- Exercise requirements
The entries below contain pictures. Retype everything except those pictures, exactly as given.

- Records supplied
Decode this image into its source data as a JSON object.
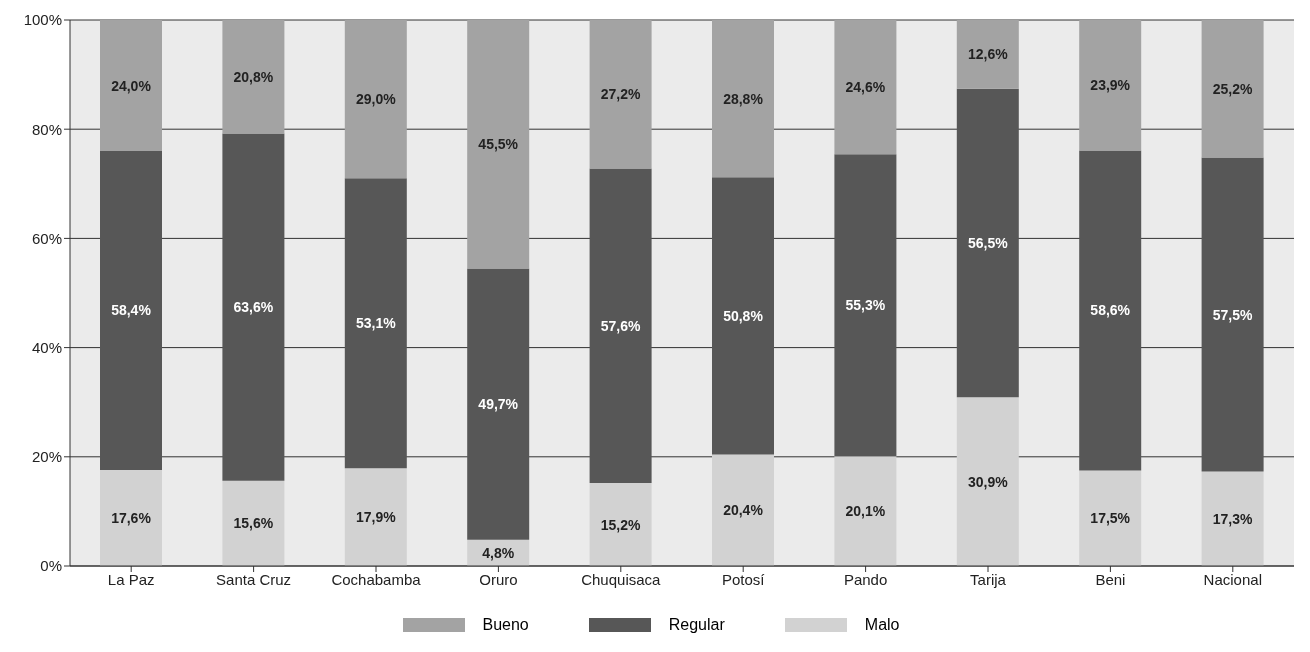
{
  "chart_data": {
    "type": "bar",
    "stacked": true,
    "categories": [
      "La Paz",
      "Santa Cruz",
      "Cochabamba",
      "Oruro",
      "Chuquisaca",
      "Potosí",
      "Pando",
      "Tarija",
      "Beni",
      "Nacional"
    ],
    "series": [
      {
        "name": "Malo",
        "color": "#d2d2d2",
        "values": [
          17.6,
          15.6,
          17.9,
          4.8,
          15.2,
          20.4,
          20.1,
          30.9,
          17.5,
          17.3
        ],
        "value_labels": [
          "17,6%",
          "15,6%",
          "17,9%",
          "4,8%",
          "15,2%",
          "20,4%",
          "20,1%",
          "30,9%",
          "17,5%",
          "17,3%"
        ]
      },
      {
        "name": "Regular",
        "color": "#575757",
        "values": [
          58.4,
          63.6,
          53.1,
          49.7,
          57.6,
          50.8,
          55.3,
          56.5,
          58.6,
          57.5
        ],
        "value_labels": [
          "58,4%",
          "63,6%",
          "53,1%",
          "49,7%",
          "57,6%",
          "50,8%",
          "55,3%",
          "56,5%",
          "58,6%",
          "57,5%"
        ]
      },
      {
        "name": "Bueno",
        "color": "#a3a3a3",
        "values": [
          24.0,
          20.8,
          29.0,
          45.5,
          27.2,
          28.8,
          24.6,
          12.6,
          23.9,
          25.2
        ],
        "value_labels": [
          "24,0%",
          "20,8%",
          "29,0%",
          "45,5%",
          "27,2%",
          "28,8%",
          "24,6%",
          "12,6%",
          "23,9%",
          "25,2%"
        ]
      }
    ],
    "ylim": [
      0,
      100
    ],
    "yticks": [
      {
        "value": 0,
        "label": "0%"
      },
      {
        "value": 20,
        "label": "20%"
      },
      {
        "value": 40,
        "label": "40%"
      },
      {
        "value": 60,
        "label": "60%"
      },
      {
        "value": 80,
        "label": "80%"
      },
      {
        "value": 100,
        "label": "100%"
      }
    ],
    "grid": "y",
    "legend": "bottom"
  }
}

- Result for this exercise
Decode this image into its source data as a JSON object.
{
  "chart_data": {
    "type": "bar",
    "stacked": true,
    "categories": [
      "La Paz",
      "Santa Cruz",
      "Cochabamba",
      "Oruro",
      "Chuquisaca",
      "Potosí",
      "Pando",
      "Tarija",
      "Beni",
      "Nacional"
    ],
    "series": [
      {
        "name": "Malo",
        "color": "#d2d2d2",
        "values": [
          17.6,
          15.6,
          17.9,
          4.8,
          15.2,
          20.4,
          20.1,
          30.9,
          17.5,
          17.3
        ],
        "value_labels": [
          "17,6%",
          "15,6%",
          "17,9%",
          "4,8%",
          "15,2%",
          "20,4%",
          "20,1%",
          "30,9%",
          "17,5%",
          "17,3%"
        ]
      },
      {
        "name": "Regular",
        "color": "#575757",
        "values": [
          58.4,
          63.6,
          53.1,
          49.7,
          57.6,
          50.8,
          55.3,
          56.5,
          58.6,
          57.5
        ],
        "value_labels": [
          "58,4%",
          "63,6%",
          "53,1%",
          "49,7%",
          "57,6%",
          "50,8%",
          "55,3%",
          "56,5%",
          "58,6%",
          "57,5%"
        ]
      },
      {
        "name": "Bueno",
        "color": "#a3a3a3",
        "values": [
          24.0,
          20.8,
          29.0,
          45.5,
          27.2,
          28.8,
          24.6,
          12.6,
          23.9,
          25.2
        ],
        "value_labels": [
          "24,0%",
          "20,8%",
          "29,0%",
          "45,5%",
          "27,2%",
          "28,8%",
          "24,6%",
          "12,6%",
          "23,9%",
          "25,2%"
        ]
      }
    ],
    "ylim": [
      0,
      100
    ],
    "yticks": [
      {
        "value": 0,
        "label": "0%"
      },
      {
        "value": 20,
        "label": "20%"
      },
      {
        "value": 40,
        "label": "40%"
      },
      {
        "value": 60,
        "label": "60%"
      },
      {
        "value": 80,
        "label": "80%"
      },
      {
        "value": 100,
        "label": "100%"
      }
    ],
    "grid": "y",
    "legend": "bottom"
  }
}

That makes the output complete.